____ Material provided

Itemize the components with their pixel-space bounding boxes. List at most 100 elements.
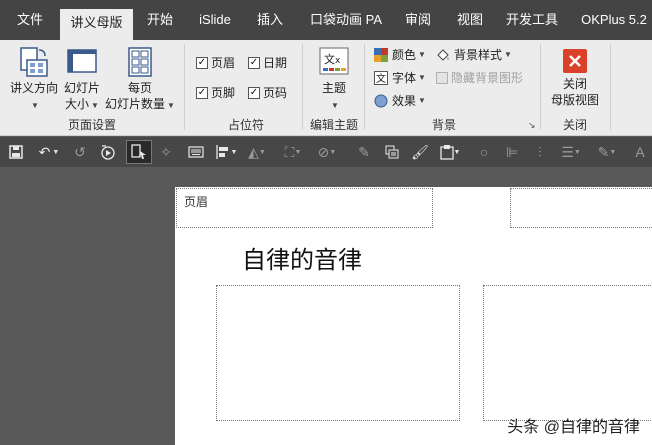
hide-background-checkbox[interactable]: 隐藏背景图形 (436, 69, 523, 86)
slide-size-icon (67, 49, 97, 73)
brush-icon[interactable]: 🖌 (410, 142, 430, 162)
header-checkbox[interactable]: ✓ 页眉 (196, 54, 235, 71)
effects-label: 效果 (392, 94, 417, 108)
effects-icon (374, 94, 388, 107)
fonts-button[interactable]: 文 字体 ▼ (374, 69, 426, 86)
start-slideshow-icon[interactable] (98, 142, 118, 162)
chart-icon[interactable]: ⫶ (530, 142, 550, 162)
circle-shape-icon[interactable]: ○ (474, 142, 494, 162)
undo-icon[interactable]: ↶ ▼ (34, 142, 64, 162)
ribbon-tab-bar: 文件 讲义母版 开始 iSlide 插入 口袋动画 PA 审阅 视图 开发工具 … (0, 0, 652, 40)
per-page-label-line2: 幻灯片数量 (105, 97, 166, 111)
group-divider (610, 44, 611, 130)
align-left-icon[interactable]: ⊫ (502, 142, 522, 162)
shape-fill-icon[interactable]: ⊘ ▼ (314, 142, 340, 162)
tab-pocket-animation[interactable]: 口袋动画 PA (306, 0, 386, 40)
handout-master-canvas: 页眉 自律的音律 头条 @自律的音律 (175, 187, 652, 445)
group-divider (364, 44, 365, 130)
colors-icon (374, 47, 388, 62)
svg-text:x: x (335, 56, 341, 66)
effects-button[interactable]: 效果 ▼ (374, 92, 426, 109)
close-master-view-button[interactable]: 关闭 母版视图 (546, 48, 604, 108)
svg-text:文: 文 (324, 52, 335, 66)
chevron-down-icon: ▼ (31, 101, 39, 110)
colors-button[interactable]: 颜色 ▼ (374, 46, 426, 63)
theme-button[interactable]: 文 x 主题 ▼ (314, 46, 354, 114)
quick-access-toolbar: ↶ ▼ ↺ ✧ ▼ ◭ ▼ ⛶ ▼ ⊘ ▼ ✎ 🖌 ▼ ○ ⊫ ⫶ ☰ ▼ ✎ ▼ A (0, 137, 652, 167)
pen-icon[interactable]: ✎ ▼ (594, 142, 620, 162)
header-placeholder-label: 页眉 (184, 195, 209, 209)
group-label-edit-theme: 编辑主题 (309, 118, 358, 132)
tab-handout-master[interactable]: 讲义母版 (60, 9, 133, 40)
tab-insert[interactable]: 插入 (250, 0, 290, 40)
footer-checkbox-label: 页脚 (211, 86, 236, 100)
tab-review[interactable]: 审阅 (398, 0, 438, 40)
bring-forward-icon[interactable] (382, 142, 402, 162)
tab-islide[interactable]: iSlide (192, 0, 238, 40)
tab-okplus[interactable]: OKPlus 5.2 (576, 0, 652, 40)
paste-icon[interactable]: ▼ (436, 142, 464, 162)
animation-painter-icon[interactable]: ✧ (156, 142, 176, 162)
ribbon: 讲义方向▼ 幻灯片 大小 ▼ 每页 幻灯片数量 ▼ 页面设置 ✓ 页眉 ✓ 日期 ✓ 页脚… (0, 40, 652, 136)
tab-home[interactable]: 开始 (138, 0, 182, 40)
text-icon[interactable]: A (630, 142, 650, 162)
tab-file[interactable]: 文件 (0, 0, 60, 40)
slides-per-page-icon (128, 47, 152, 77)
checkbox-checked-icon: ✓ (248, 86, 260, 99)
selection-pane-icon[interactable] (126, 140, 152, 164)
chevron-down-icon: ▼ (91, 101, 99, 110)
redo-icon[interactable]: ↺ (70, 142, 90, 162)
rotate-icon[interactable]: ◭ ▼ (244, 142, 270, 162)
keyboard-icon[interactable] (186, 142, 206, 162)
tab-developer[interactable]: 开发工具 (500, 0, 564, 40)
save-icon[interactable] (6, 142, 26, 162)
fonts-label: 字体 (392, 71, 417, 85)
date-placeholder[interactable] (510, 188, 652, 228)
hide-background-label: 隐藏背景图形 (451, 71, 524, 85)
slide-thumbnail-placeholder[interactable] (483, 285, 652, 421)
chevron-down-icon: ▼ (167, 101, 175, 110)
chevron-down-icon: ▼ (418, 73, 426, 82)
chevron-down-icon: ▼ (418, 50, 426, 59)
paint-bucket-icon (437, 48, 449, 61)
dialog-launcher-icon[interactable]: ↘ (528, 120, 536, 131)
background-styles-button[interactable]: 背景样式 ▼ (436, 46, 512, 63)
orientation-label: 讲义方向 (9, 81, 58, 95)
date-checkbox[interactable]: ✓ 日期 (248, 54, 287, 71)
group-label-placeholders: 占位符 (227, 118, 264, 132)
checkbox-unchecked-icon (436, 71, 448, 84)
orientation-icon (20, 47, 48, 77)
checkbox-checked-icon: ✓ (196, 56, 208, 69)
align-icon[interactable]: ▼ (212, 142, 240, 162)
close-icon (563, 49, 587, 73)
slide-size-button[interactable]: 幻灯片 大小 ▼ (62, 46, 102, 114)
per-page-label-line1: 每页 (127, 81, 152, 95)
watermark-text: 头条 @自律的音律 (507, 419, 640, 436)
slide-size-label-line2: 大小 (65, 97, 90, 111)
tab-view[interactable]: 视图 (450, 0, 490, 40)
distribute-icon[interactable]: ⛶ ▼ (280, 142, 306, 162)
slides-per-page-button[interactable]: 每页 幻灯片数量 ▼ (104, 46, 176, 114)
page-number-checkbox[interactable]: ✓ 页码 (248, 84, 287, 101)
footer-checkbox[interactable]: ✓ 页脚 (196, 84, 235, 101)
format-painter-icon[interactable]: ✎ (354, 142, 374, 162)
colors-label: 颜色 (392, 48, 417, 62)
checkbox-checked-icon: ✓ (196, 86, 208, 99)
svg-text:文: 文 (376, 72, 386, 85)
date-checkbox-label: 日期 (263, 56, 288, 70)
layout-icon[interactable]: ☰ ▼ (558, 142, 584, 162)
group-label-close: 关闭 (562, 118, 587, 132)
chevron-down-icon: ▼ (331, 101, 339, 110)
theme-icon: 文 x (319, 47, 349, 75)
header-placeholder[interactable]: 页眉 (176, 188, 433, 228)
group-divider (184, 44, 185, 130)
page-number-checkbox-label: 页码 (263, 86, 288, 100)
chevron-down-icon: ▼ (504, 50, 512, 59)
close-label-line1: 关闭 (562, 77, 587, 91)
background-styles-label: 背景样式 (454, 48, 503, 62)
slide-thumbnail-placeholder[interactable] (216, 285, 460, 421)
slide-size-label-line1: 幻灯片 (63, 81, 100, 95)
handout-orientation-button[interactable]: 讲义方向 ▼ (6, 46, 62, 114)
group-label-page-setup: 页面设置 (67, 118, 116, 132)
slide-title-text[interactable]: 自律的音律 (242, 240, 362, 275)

________
____ Material provided

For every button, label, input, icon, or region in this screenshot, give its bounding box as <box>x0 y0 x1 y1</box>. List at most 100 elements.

________

**Work instructions**
Pick out every line in the listing that contains the string "divider".

**Full output**
group-divider (610, 44, 611, 130)
group-divider (364, 44, 365, 130)
group-divider (184, 44, 185, 130)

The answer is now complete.